[Start of MATERIAL SUPPLIED]

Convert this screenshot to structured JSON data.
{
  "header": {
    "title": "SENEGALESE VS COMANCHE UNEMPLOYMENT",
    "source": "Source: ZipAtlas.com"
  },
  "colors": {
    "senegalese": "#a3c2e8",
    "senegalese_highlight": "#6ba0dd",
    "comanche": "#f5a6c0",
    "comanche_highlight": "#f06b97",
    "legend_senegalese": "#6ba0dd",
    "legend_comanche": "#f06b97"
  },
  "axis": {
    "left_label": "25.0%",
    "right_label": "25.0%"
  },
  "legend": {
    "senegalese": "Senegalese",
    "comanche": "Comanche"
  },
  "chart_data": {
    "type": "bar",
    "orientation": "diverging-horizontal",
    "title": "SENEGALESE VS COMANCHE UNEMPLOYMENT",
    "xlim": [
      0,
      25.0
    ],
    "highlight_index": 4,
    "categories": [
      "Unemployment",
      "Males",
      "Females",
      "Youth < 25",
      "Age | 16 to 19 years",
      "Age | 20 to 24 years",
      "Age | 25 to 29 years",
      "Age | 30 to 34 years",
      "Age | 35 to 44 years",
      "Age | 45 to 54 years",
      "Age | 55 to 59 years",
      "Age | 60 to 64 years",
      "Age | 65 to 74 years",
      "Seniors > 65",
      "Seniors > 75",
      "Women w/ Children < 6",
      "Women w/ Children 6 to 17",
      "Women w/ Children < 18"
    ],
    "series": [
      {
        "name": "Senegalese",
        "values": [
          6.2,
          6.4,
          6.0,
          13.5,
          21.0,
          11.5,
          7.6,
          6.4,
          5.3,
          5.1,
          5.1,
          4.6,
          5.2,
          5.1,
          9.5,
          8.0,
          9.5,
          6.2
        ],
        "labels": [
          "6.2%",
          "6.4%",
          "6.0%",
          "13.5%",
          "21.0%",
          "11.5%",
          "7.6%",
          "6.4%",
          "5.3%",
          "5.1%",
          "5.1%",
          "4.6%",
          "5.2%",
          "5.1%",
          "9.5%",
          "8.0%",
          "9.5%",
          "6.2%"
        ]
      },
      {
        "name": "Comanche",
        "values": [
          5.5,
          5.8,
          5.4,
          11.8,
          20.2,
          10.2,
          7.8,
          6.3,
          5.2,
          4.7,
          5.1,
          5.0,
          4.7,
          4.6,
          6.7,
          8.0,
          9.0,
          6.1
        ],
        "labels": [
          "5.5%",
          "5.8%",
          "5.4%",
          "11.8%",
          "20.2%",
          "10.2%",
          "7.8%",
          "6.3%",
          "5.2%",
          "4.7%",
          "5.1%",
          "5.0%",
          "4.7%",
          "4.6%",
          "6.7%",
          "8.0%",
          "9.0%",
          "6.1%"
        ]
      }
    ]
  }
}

[End of MATERIAL SUPPLIED]

AIM OF THE EXERCISE: Output each record precisely as given.

WRITTEN RESPONSE:
Convert this screenshot to structured JSON data.
{
  "header": {
    "title": "SENEGALESE VS COMANCHE UNEMPLOYMENT",
    "source": "Source: ZipAtlas.com"
  },
  "colors": {
    "senegalese": "#a3c2e8",
    "senegalese_highlight": "#6ba0dd",
    "comanche": "#f5a6c0",
    "comanche_highlight": "#f06b97",
    "legend_senegalese": "#6ba0dd",
    "legend_comanche": "#f06b97"
  },
  "axis": {
    "left_label": "25.0%",
    "right_label": "25.0%"
  },
  "legend": {
    "senegalese": "Senegalese",
    "comanche": "Comanche"
  },
  "chart_data": {
    "type": "bar",
    "orientation": "diverging-horizontal",
    "title": "SENEGALESE VS COMANCHE UNEMPLOYMENT",
    "xlim": [
      0,
      25.0
    ],
    "highlight_index": 4,
    "categories": [
      "Unemployment",
      "Males",
      "Females",
      "Youth < 25",
      "Age | 16 to 19 years",
      "Age | 20 to 24 years",
      "Age | 25 to 29 years",
      "Age | 30 to 34 years",
      "Age | 35 to 44 years",
      "Age | 45 to 54 years",
      "Age | 55 to 59 years",
      "Age | 60 to 64 years",
      "Age | 65 to 74 years",
      "Seniors > 65",
      "Seniors > 75",
      "Women w/ Children < 6",
      "Women w/ Children 6 to 17",
      "Women w/ Children < 18"
    ],
    "series": [
      {
        "name": "Senegalese",
        "values": [
          6.2,
          6.4,
          6.0,
          13.5,
          21.0,
          11.5,
          7.6,
          6.4,
          5.3,
          5.1,
          5.1,
          4.6,
          5.2,
          5.1,
          9.5,
          8.0,
          9.5,
          6.2
        ],
        "labels": [
          "6.2%",
          "6.4%",
          "6.0%",
          "13.5%",
          "21.0%",
          "11.5%",
          "7.6%",
          "6.4%",
          "5.3%",
          "5.1%",
          "5.1%",
          "4.6%",
          "5.2%",
          "5.1%",
          "9.5%",
          "8.0%",
          "9.5%",
          "6.2%"
        ]
      },
      {
        "name": "Comanche",
        "values": [
          5.5,
          5.8,
          5.4,
          11.8,
          20.2,
          10.2,
          7.8,
          6.3,
          5.2,
          4.7,
          5.1,
          5.0,
          4.7,
          4.6,
          6.7,
          8.0,
          9.0,
          6.1
        ],
        "labels": [
          "5.5%",
          "5.8%",
          "5.4%",
          "11.8%",
          "20.2%",
          "10.2%",
          "7.8%",
          "6.3%",
          "5.2%",
          "4.7%",
          "5.1%",
          "5.0%",
          "4.7%",
          "4.6%",
          "6.7%",
          "8.0%",
          "9.0%",
          "6.1%"
        ]
      }
    ]
  }
}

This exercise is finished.